Find each line with "text" and copy it.

*Entries provided*:
◆ ◆ ◆ ◆ ◆ ◆ ◆

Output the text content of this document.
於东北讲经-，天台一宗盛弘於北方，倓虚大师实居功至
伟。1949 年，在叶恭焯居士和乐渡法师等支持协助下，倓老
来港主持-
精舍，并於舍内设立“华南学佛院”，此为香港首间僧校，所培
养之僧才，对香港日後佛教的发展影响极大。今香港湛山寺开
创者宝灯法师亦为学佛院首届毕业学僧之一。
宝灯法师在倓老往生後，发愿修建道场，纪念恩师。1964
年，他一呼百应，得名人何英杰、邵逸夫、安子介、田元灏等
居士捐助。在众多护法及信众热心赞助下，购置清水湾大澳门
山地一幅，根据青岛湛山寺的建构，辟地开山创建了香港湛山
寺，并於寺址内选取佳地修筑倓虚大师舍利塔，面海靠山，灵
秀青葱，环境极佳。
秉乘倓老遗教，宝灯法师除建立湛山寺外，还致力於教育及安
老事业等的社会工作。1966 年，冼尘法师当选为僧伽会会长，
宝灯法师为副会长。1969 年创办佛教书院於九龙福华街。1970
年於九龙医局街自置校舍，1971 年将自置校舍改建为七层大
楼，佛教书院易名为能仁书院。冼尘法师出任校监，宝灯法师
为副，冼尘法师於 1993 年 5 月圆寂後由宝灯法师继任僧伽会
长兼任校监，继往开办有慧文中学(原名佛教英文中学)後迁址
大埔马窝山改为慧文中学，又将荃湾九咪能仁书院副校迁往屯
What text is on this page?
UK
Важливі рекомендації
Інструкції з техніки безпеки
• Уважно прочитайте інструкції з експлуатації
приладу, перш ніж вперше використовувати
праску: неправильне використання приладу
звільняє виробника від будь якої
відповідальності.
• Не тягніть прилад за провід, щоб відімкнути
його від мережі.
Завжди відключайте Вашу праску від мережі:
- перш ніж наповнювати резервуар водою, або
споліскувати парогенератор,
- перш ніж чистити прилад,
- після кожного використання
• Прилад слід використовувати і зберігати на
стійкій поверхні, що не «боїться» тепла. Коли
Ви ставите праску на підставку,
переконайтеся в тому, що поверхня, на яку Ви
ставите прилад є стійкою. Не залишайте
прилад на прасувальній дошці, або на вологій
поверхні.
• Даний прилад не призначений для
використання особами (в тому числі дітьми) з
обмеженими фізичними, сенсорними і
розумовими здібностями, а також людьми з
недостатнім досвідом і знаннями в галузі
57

◆ ◆ ◆ ◆ ◆ ◆ ◆

*Task solution*:
Output the text content of this document.
What text is on this page?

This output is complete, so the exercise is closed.